▸ **Goal**
Count every line that includes the string "them" in the entries that follow. Nothing besides the number is needed.
== Record set ==
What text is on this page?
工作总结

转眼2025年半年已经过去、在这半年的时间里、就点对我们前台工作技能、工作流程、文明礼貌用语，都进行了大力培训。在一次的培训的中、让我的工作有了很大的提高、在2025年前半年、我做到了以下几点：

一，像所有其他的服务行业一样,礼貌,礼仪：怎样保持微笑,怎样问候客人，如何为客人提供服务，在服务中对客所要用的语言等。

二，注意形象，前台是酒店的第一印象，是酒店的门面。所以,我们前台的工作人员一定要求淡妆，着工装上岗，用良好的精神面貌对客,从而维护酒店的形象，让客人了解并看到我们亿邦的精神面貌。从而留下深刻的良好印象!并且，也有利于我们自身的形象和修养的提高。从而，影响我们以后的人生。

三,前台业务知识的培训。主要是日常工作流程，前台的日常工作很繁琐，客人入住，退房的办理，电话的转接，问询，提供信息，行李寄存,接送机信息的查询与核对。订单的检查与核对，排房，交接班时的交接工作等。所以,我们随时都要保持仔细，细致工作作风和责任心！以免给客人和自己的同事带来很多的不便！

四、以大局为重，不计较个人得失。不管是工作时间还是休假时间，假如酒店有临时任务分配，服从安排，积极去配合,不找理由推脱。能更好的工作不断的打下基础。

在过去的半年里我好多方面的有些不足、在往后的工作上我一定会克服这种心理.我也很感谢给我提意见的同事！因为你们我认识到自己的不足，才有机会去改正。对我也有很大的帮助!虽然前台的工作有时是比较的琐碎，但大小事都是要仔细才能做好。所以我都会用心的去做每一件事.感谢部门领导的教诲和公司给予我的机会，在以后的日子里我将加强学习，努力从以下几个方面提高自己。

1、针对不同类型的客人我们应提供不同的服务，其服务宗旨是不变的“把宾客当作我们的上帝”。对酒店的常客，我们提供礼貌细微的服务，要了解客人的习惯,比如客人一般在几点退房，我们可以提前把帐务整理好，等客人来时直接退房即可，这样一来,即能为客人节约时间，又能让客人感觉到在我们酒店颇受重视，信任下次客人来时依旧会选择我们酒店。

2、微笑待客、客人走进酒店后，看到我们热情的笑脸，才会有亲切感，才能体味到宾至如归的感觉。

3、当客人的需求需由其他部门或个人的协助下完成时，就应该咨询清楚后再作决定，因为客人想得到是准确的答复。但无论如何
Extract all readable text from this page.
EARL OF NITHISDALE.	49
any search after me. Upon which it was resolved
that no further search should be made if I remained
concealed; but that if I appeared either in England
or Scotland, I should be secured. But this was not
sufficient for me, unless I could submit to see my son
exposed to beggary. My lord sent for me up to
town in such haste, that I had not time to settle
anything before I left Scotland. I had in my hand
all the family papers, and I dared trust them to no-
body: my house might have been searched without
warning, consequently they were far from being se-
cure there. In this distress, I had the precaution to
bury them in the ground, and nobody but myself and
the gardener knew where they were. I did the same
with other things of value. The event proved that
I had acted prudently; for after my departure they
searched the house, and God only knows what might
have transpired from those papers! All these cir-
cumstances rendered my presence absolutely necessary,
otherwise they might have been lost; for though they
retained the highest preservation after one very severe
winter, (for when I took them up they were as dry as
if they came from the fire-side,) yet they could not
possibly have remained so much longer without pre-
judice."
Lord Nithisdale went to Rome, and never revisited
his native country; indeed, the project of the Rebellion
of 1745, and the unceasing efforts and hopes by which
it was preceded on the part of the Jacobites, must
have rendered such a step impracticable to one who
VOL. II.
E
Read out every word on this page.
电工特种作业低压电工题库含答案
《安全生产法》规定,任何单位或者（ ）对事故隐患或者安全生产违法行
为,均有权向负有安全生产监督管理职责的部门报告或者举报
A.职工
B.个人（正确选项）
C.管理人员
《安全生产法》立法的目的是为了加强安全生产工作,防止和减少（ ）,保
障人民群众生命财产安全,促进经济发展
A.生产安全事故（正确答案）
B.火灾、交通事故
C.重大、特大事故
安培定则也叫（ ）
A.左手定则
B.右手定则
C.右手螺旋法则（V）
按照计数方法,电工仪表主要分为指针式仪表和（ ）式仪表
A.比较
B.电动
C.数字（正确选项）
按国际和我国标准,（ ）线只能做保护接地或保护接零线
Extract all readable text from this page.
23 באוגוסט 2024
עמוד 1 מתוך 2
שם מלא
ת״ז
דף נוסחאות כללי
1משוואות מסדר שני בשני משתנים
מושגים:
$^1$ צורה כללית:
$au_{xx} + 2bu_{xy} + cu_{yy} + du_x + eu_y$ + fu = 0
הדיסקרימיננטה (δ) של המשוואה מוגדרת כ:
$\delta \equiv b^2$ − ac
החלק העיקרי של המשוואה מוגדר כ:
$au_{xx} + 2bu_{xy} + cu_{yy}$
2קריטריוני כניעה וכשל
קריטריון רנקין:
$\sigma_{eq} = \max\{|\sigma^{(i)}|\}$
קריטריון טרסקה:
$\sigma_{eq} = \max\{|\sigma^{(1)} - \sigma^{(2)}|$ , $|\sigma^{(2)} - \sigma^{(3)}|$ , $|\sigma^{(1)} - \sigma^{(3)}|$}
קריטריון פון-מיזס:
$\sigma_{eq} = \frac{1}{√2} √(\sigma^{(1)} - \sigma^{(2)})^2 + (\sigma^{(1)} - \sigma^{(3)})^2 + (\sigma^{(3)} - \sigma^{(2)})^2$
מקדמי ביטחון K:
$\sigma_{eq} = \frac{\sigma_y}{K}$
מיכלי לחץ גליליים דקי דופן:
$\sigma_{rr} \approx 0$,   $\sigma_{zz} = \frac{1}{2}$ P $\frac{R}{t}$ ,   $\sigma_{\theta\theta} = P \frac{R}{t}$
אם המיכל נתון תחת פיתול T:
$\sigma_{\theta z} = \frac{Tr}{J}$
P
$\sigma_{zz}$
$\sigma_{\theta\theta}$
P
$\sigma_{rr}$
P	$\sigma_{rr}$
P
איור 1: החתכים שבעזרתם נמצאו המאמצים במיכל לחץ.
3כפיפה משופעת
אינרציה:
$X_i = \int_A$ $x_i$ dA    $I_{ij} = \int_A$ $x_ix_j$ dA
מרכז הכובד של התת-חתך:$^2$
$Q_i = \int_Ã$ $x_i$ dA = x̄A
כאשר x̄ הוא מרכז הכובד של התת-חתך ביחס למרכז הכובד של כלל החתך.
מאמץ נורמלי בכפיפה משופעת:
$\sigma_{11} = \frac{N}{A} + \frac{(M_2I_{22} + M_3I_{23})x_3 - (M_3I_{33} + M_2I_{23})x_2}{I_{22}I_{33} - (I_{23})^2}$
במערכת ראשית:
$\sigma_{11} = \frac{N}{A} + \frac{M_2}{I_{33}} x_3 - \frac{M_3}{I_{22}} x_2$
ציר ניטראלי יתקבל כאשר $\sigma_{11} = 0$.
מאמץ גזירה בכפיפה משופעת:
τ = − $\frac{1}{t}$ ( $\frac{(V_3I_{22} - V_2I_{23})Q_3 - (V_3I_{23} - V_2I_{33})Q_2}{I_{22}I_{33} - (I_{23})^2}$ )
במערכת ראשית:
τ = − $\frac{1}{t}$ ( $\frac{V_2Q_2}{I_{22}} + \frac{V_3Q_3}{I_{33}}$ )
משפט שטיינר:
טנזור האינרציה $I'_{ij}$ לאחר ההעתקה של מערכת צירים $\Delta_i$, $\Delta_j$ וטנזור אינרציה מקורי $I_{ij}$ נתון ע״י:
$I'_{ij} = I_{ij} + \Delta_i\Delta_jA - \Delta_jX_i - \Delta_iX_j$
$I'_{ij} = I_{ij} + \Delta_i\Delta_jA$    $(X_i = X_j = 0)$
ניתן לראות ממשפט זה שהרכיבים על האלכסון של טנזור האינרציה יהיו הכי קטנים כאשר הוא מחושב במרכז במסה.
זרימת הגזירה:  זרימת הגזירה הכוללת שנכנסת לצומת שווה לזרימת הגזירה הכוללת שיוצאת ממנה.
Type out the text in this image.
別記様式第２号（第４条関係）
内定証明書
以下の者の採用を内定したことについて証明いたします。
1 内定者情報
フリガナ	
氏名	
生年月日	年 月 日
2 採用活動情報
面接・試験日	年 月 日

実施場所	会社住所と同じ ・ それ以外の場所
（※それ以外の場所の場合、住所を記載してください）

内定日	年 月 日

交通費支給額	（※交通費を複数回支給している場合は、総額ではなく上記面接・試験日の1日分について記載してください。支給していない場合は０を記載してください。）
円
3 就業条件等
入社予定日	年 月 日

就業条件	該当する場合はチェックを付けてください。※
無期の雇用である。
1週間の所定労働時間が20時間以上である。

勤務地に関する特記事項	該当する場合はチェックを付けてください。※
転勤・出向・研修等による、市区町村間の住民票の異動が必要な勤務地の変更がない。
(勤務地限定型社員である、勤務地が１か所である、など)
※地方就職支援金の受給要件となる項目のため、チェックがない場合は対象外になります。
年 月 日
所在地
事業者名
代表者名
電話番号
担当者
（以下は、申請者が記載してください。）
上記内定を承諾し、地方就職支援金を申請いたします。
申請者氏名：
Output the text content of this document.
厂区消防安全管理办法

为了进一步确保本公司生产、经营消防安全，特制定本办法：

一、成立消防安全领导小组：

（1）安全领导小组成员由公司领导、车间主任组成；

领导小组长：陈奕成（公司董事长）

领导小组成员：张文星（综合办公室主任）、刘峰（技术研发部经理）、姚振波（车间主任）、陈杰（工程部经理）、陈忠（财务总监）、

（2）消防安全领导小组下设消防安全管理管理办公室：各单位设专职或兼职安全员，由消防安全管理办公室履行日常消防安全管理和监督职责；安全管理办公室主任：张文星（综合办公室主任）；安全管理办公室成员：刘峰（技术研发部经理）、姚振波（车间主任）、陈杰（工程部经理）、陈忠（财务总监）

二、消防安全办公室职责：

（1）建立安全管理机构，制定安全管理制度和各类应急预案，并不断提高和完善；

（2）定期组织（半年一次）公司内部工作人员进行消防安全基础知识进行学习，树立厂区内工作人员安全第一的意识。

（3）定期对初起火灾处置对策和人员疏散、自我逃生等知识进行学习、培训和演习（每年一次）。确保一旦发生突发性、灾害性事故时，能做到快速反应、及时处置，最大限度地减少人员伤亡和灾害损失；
===
▸ **Answer for the task**
3